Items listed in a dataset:
= = =

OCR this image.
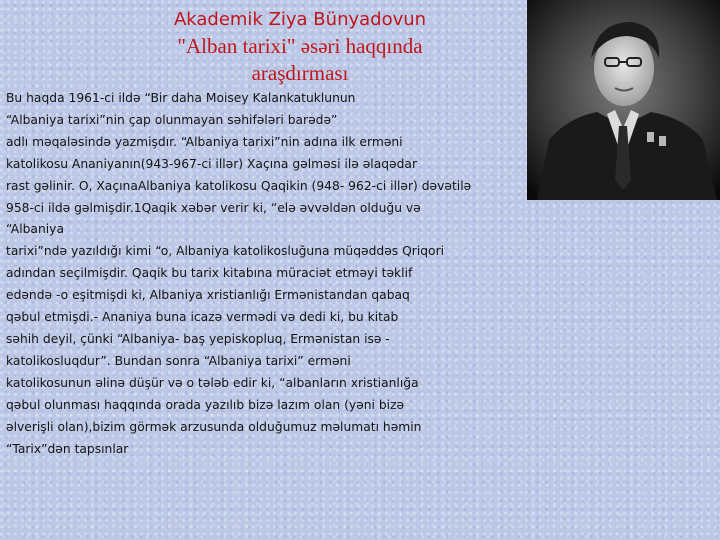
Akademik Ziya Bünyadovun
"Alban tarixi" əsəri haqqında
araşdırması
Bu haqda 1961-ci ildə “Bir daha Moisey Kalankatuklunun
“Albaniya tarixi”nin çap olunmayan səhifələri barədə”
adlı məqaləsində yazmişdır. “Albaniya tarixi”nin adına ilk erməni
katolikosu Ananiyanın(943-967-ci illər) Xaçına gəlməsi ilə əlaqədar
rast gəlinir. O, XaçınaAlbaniya katolikosu Qaqikin (948- 962-ci illər) dəvətilə
958-ci ildə gəlmişdir.1Qaqik xəbər verir ki, “elə əvvəldən olduğu və
“Albaniya
tarixi”ndə yazıldığı kimi “o, Albaniya katolikosluğuna müqəddəs Qriqori
adından seçilmişdir. Qaqik bu tarix kitabına müraciət etməyi təklif
edəndə -o eşitmişdi ki, Albaniya xristianlığı Ermənistandan qabaq
qəbul etmişdi.- Ananiya buna icazə vermədi və dedi ki, bu kitab
səhih deyil, çünki “Albaniya- baş yepiskopluq, Ermənistan isə -
katolikosluqdur”. Bundan sonra “Albaniya tarixi” erməni
katolikosunun əlinə düşür və o tələb edir ki, “albanların xristianlığa
qəbul olunması haqqında orada yazılıb bizə lazım olan (yəni bizə
əlverişli olan),bizim görmək arzusunda olduğumuz məlumatı həmin
“Tarix”dən tapsınlar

= = =

=== Problem description ===
Look for the word "haqqında" and return every line where it occurs.

=== Answer to the task ===
"Alban tarixi" əsəri haqqında
qəbul olunması haqqında orada yazılıb bizə lazım olan (yəni bizə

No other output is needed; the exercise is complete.